- EXERCISE MATERIALS:
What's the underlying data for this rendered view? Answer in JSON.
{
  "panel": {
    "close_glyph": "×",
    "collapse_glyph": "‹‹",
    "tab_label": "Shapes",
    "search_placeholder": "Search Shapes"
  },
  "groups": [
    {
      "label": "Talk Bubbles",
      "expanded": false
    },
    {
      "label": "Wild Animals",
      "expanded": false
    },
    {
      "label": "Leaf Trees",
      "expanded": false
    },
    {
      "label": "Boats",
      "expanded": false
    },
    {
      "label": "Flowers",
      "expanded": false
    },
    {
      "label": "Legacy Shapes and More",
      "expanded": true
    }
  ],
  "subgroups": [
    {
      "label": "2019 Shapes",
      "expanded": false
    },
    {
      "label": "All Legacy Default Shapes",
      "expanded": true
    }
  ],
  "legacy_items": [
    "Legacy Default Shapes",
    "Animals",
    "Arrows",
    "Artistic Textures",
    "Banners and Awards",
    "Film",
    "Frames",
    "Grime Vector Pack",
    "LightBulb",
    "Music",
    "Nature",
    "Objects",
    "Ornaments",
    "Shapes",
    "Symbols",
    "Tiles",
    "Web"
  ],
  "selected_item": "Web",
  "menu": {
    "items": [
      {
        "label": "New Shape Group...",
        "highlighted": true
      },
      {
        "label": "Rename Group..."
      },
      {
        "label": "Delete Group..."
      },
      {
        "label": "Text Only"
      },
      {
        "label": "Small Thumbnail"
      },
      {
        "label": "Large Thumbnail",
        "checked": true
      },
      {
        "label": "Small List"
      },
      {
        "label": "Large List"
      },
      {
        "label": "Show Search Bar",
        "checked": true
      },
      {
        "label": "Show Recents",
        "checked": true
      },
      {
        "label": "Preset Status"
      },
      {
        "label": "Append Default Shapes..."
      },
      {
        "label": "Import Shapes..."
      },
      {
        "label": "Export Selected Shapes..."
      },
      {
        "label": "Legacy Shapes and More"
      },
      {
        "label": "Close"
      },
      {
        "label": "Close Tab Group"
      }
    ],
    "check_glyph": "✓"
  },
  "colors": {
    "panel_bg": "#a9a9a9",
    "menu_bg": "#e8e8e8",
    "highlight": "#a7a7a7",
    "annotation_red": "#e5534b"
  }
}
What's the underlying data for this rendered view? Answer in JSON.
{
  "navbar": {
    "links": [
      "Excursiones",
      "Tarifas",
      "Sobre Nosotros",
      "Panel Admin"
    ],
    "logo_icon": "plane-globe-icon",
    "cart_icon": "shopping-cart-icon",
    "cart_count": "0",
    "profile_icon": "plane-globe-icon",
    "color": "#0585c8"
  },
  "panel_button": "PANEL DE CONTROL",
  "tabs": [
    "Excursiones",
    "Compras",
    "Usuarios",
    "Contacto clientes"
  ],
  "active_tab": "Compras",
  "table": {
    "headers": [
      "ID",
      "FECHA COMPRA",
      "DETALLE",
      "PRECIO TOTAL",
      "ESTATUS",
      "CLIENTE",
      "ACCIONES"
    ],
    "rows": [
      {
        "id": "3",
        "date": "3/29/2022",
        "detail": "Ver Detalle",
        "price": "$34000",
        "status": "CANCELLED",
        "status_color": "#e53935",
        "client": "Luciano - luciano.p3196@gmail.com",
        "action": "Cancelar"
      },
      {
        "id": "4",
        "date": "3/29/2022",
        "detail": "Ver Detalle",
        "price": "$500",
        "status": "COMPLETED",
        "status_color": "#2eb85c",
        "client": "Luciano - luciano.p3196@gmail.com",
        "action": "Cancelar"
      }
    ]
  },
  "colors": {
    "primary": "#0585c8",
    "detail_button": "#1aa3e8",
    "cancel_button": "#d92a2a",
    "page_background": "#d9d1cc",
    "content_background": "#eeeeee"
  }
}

- TASK REQUIREMENTS: Send back every record, precisely as written.

- THE ANSWER:
What's the underlying data for this rendered view? Answer in JSON.
{
  "panel": {
    "close_glyph": "×",
    "collapse_glyph": "‹‹",
    "tab_label": "Shapes",
    "search_placeholder": "Search Shapes"
  },
  "groups": [
    {
      "label": "Talk Bubbles",
      "expanded": false
    },
    {
      "label": "Wild Animals",
      "expanded": false
    },
    {
      "label": "Leaf Trees",
      "expanded": false
    },
    {
      "label": "Boats",
      "expanded": false
    },
    {
      "label": "Flowers",
      "expanded": false
    },
    {
      "label": "Legacy Shapes and More",
      "expanded": true
    }
  ],
  "subgroups": [
    {
      "label": "2019 Shapes",
      "expanded": false
    },
    {
      "label": "All Legacy Default Shapes",
      "expanded": true
    }
  ],
  "legacy_items": [
    "Legacy Default Shapes",
    "Animals",
    "Arrows",
    "Artistic Textures",
    "Banners and Awards",
    "Film",
    "Frames",
    "Grime Vector Pack",
    "LightBulb",
    "Music",
    "Nature",
    "Objects",
    "Ornaments",
    "Shapes",
    "Symbols",
    "Tiles",
    "Web"
  ],
  "selected_item": "Web",
  "menu": {
    "items": [
      {
        "label": "New Shape Group...",
        "highlighted": true
      },
      {
        "label": "Rename Group..."
      },
      {
        "label": "Delete Group..."
      },
      {
        "label": "Text Only"
      },
      {
        "label": "Small Thumbnail"
      },
      {
        "label": "Large Thumbnail",
        "checked": true
      },
      {
        "label": "Small List"
      },
      {
        "label": "Large List"
      },
      {
        "label": "Show Search Bar",
        "checked": true
      },
      {
        "label": "Show Recents",
        "checked": true
      },
      {
        "label": "Preset Status"
      },
      {
        "label": "Append Default Shapes..."
      },
      {
        "label": "Import Shapes..."
      },
      {
        "label": "Export Selected Shapes..."
      },
      {
        "label": "Legacy Shapes and More"
      },
      {
        "label": "Close"
      },
      {
        "label": "Close Tab Group"
      }
    ],
    "check_glyph": "✓"
  },
  "colors": {
    "panel_bg": "#a9a9a9",
    "menu_bg": "#e8e8e8",
    "highlight": "#a7a7a7",
    "annotation_red": "#e5534b"
  }
}
What's the underlying data for this rendered view? Answer in JSON.
{
  "navbar": {
    "links": [
      "Excursiones",
      "Tarifas",
      "Sobre Nosotros",
      "Panel Admin"
    ],
    "logo_icon": "plane-globe-icon",
    "cart_icon": "shopping-cart-icon",
    "cart_count": "0",
    "profile_icon": "plane-globe-icon",
    "color": "#0585c8"
  },
  "panel_button": "PANEL DE CONTROL",
  "tabs": [
    "Excursiones",
    "Compras",
    "Usuarios",
    "Contacto clientes"
  ],
  "active_tab": "Compras",
  "table": {
    "headers": [
      "ID",
      "FECHA COMPRA",
      "DETALLE",
      "PRECIO TOTAL",
      "ESTATUS",
      "CLIENTE",
      "ACCIONES"
    ],
    "rows": [
      {
        "id": "3",
        "date": "3/29/2022",
        "detail": "Ver Detalle",
        "price": "$34000",
        "status": "CANCELLED",
        "status_color": "#e53935",
        "client": "Luciano - luciano.p3196@gmail.com",
        "action": "Cancelar"
      },
      {
        "id": "4",
        "date": "3/29/2022",
        "detail": "Ver Detalle",
        "price": "$500",
        "status": "COMPLETED",
        "status_color": "#2eb85c",
        "client": "Luciano - luciano.p3196@gmail.com",
        "action": "Cancelar"
      }
    ]
  },
  "colors": {
    "primary": "#0585c8",
    "detail_button": "#1aa3e8",
    "cancel_button": "#d92a2a",
    "page_background": "#d9d1cc",
    "content_background": "#eeeeee"
  }
}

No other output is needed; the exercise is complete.